» Given exercise
All of the data below must be repeated exactly.

Figure data in JSON:
•••••

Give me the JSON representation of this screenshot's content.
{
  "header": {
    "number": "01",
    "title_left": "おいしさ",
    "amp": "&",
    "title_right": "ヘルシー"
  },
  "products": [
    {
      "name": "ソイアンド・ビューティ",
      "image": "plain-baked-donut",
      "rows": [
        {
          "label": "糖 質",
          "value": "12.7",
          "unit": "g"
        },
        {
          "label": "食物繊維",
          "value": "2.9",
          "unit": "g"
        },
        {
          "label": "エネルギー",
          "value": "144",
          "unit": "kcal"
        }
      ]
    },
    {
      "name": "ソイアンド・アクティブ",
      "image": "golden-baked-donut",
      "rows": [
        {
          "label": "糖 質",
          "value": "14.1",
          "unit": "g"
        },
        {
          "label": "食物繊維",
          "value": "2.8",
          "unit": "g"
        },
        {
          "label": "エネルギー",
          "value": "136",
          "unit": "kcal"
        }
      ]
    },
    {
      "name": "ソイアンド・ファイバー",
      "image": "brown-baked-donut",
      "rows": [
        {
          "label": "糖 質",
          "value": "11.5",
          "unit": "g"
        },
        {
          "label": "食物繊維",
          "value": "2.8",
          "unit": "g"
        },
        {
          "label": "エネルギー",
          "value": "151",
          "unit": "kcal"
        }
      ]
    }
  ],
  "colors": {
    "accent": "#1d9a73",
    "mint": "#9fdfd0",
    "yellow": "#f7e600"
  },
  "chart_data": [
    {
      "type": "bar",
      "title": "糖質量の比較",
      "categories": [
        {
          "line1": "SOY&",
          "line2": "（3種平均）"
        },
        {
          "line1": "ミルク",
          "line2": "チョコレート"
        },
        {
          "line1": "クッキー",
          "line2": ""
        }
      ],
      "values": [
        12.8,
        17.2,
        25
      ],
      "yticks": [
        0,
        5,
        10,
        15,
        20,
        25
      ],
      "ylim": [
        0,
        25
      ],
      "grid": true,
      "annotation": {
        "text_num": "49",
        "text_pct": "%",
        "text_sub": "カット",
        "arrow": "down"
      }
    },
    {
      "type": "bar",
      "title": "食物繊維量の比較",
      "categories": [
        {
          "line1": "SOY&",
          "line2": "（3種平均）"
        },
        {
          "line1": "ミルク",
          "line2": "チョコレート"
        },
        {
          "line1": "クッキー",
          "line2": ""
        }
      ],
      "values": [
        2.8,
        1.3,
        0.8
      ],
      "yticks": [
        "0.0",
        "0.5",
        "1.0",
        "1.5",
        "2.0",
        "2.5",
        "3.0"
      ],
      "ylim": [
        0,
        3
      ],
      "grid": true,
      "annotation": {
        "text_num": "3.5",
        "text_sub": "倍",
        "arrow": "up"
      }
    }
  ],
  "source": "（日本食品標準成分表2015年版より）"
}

•••••

» Task output
Give me the JSON representation of this screenshot's content.
{
  "header": {
    "number": "01",
    "title_left": "おいしさ",
    "amp": "&",
    "title_right": "ヘルシー"
  },
  "products": [
    {
      "name": "ソイアンド・ビューティ",
      "image": "plain-baked-donut",
      "rows": [
        {
          "label": "糖 質",
          "value": "12.7",
          "unit": "g"
        },
        {
          "label": "食物繊維",
          "value": "2.9",
          "unit": "g"
        },
        {
          "label": "エネルギー",
          "value": "144",
          "unit": "kcal"
        }
      ]
    },
    {
      "name": "ソイアンド・アクティブ",
      "image": "golden-baked-donut",
      "rows": [
        {
          "label": "糖 質",
          "value": "14.1",
          "unit": "g"
        },
        {
          "label": "食物繊維",
          "value": "2.8",
          "unit": "g"
        },
        {
          "label": "エネルギー",
          "value": "136",
          "unit": "kcal"
        }
      ]
    },
    {
      "name": "ソイアンド・ファイバー",
      "image": "brown-baked-donut",
      "rows": [
        {
          "label": "糖 質",
          "value": "11.5",
          "unit": "g"
        },
        {
          "label": "食物繊維",
          "value": "2.8",
          "unit": "g"
        },
        {
          "label": "エネルギー",
          "value": "151",
          "unit": "kcal"
        }
      ]
    }
  ],
  "colors": {
    "accent": "#1d9a73",
    "mint": "#9fdfd0",
    "yellow": "#f7e600"
  },
  "chart_data": [
    {
      "type": "bar",
      "title": "糖質量の比較",
      "categories": [
        {
          "line1": "SOY&",
          "line2": "（3種平均）"
        },
        {
          "line1": "ミルク",
          "line2": "チョコレート"
        },
        {
          "line1": "クッキー",
          "line2": ""
        }
      ],
      "values": [
        12.8,
        17.2,
        25
      ],
      "yticks": [
        0,
        5,
        10,
        15,
        20,
        25
      ],
      "ylim": [
        0,
        25
      ],
      "grid": true,
      "annotation": {
        "text_num": "49",
        "text_pct": "%",
        "text_sub": "カット",
        "arrow": "down"
      }
    },
    {
      "type": "bar",
      "title": "食物繊維量の比較",
      "categories": [
        {
          "line1": "SOY&",
          "line2": "（3種平均）"
        },
        {
          "line1": "ミルク",
          "line2": "チョコレート"
        },
        {
          "line1": "クッキー",
          "line2": ""
        }
      ],
      "values": [
        2.8,
        1.3,
        0.8
      ],
      "yticks": [
        "0.0",
        "0.5",
        "1.0",
        "1.5",
        "2.0",
        "2.5",
        "3.0"
      ],
      "ylim": [
        0,
        3
      ],
      "grid": true,
      "annotation": {
        "text_num": "3.5",
        "text_sub": "倍",
        "arrow": "up"
      }
    }
  ],
  "source": "（日本食品標準成分表2015年版より）"
}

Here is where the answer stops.